start Recorded data

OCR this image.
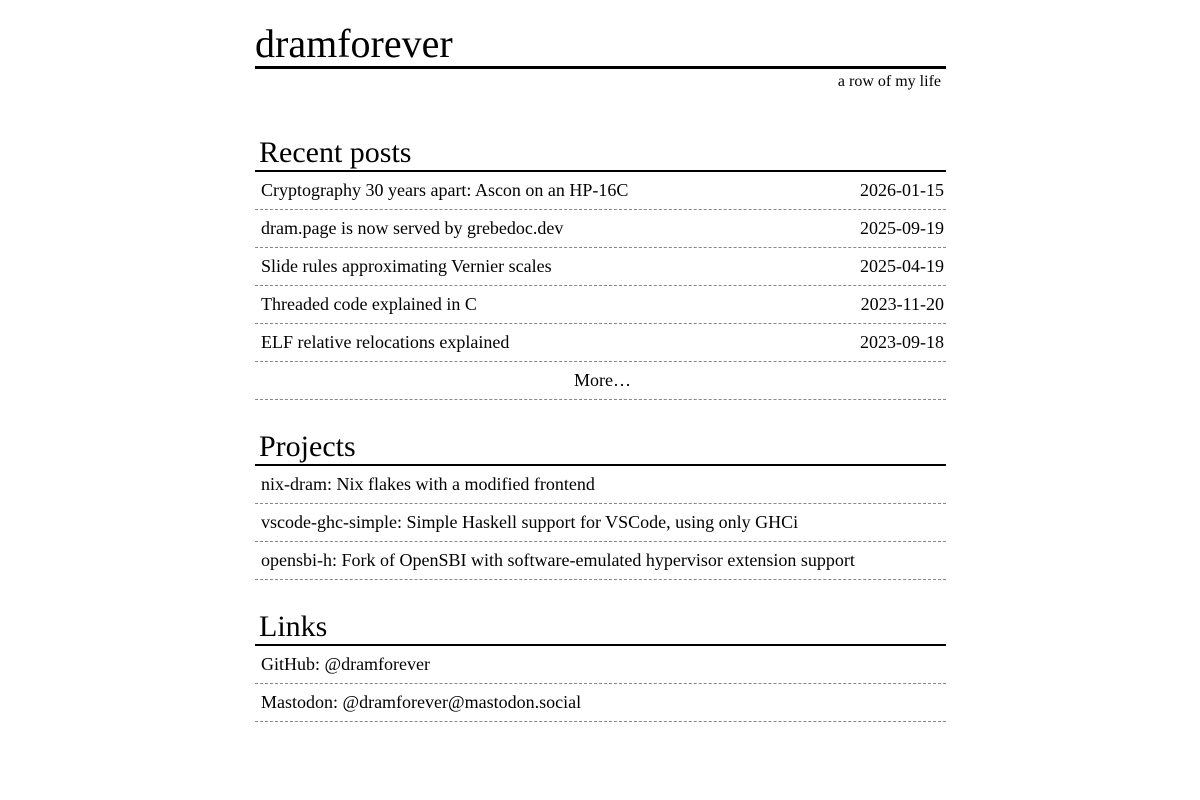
dramforever
a row of my life
Recent posts
Cryptography 30 years apart: Ascon on an HP-16C	2026-01-15
dram.page is now served by grebedoc.dev	2025-09-19
Slide rules approximating Vernier scales	2025-04-19
Threaded code explained in C	2023-11-20
ELF relative relocations explained	2023-09-18
More…
Projects
nix-dram: Nix flakes with a modified frontend
vscode-ghc-simple: Simple Haskell support for VSCode, using only GHCi
opensbi-h: Fork of OpenSBI with software-emulated hypervisor extension support
Links
GitHub: @dramforever
Mastodon: @dramforever@mastodon.social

end Recorded data

In this exercise, set down all of the data exactly, without the pictures.

◆ **Response to the exercise**
OCR this image.
dramforever
a row of my life
Recent posts
Cryptography 30 years apart: Ascon on an HP-16C	2026-01-15
dram.page is now served by grebedoc.dev	2025-09-19
Slide rules approximating Vernier scales	2025-04-19
Threaded code explained in C	2023-11-20
ELF relative relocations explained	2023-09-18
More…
Projects
nix-dram: Nix flakes with a modified frontend
vscode-ghc-simple: Simple Haskell support for VSCode, using only GHCi
opensbi-h: Fork of OpenSBI with software-emulated hypervisor extension support
Links
GitHub: @dramforever
Mastodon: @dramforever@mastodon.social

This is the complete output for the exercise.